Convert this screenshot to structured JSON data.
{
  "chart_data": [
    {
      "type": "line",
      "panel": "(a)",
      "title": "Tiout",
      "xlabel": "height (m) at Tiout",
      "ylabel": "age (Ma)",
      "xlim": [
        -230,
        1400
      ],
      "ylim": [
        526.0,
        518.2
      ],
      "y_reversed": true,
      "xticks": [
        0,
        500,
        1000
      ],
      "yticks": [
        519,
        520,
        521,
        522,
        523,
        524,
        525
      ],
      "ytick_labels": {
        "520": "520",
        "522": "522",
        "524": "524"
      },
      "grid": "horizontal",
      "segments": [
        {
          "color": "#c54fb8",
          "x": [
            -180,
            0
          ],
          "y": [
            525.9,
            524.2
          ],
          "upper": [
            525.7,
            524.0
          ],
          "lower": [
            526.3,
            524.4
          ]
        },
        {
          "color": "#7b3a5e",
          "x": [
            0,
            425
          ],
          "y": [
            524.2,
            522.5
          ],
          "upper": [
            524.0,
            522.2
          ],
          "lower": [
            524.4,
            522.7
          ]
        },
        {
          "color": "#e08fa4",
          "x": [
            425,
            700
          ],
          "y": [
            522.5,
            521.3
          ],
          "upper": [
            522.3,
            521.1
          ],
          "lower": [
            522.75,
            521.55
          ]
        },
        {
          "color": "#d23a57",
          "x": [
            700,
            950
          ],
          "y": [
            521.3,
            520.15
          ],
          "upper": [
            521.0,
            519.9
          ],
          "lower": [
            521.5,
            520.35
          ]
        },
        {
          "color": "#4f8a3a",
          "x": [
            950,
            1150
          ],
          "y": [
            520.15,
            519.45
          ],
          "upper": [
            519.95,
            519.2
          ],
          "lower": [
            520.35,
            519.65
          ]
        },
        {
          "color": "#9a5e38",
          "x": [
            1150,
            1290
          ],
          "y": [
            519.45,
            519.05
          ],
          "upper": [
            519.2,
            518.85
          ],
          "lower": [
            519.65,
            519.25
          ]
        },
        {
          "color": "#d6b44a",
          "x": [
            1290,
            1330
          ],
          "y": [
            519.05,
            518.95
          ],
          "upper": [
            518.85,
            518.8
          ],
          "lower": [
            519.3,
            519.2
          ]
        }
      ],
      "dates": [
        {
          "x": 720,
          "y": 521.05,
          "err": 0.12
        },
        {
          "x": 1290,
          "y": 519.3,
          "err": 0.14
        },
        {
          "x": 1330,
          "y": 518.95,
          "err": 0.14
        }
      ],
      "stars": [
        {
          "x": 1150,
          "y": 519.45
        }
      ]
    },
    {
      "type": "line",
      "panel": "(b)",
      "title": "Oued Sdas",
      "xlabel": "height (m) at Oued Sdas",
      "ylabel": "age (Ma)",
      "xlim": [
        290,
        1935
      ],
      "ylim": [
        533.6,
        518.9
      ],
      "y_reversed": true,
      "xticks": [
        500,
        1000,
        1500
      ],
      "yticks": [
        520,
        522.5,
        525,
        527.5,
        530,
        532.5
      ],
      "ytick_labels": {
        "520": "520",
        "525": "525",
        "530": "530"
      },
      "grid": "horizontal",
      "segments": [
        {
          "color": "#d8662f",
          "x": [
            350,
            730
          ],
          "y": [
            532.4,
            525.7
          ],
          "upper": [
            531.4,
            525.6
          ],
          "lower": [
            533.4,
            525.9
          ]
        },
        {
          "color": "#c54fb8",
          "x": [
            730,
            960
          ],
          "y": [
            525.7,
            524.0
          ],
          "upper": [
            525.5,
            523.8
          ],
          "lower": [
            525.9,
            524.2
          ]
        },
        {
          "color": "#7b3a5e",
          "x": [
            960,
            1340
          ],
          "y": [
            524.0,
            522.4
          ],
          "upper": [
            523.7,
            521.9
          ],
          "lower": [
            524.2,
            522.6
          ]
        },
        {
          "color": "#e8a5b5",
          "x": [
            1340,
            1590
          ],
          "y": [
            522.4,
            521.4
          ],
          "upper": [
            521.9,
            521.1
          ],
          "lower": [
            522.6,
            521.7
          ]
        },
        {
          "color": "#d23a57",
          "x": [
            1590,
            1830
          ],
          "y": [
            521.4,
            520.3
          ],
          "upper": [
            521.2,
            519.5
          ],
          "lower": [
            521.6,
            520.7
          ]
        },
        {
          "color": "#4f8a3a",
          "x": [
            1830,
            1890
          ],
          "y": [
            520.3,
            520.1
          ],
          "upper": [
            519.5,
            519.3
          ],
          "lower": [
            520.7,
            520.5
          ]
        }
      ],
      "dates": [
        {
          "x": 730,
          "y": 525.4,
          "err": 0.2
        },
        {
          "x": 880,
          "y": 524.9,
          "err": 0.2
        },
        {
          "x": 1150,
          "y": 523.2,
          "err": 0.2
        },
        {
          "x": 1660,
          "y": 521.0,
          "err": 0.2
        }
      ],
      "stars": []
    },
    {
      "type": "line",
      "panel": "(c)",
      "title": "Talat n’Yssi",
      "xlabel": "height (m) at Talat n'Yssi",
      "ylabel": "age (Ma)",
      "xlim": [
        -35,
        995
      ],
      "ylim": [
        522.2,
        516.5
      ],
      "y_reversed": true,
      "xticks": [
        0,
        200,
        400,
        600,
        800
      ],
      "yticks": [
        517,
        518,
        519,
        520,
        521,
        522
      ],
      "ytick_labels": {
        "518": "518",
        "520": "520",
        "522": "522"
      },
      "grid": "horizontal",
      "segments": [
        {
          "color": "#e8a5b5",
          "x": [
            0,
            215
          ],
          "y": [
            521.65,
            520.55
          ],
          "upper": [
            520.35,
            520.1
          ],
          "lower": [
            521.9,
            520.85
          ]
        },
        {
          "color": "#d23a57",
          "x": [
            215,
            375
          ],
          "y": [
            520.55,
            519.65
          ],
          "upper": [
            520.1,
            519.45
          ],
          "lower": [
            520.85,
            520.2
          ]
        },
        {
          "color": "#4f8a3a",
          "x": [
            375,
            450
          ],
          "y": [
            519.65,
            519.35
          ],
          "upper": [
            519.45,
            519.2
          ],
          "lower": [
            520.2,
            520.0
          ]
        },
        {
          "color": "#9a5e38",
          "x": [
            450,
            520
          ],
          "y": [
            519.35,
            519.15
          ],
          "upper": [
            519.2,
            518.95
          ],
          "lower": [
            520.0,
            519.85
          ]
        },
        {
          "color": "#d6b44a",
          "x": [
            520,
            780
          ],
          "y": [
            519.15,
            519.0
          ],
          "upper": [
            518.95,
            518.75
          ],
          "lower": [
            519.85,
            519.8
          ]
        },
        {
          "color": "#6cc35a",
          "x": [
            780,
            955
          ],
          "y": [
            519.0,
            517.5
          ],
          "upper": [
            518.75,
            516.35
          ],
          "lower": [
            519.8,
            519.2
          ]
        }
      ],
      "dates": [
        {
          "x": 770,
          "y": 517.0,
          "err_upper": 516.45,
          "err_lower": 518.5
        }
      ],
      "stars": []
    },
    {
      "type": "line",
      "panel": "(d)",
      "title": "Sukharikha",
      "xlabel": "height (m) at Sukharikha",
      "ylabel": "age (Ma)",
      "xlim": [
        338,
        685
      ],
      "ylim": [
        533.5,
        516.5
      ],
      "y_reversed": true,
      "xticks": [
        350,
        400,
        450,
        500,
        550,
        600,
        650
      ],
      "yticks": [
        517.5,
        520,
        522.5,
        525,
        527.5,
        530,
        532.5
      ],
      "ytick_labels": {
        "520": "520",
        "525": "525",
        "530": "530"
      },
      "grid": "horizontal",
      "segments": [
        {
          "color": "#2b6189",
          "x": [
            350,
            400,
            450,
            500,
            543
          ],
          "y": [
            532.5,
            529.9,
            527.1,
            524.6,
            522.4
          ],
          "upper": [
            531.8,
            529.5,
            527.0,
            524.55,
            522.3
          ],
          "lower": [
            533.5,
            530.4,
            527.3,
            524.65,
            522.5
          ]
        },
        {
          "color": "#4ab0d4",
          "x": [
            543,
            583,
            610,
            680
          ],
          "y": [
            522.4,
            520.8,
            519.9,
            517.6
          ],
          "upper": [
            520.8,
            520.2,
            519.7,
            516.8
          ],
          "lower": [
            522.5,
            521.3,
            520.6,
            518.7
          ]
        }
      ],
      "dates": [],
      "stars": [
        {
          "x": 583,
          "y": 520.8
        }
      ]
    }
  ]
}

· · · ·

__Set task__
Find every line that has "height" in it, then return those lines.

__Written solution__
      "xlabel": "height (m) at Tiout",
      "xlabel": "height (m) at Oued Sdas",
      "xlabel": "height (m) at Talat n'Yssi",
      "xlabel": "height (m) at Sukharikha",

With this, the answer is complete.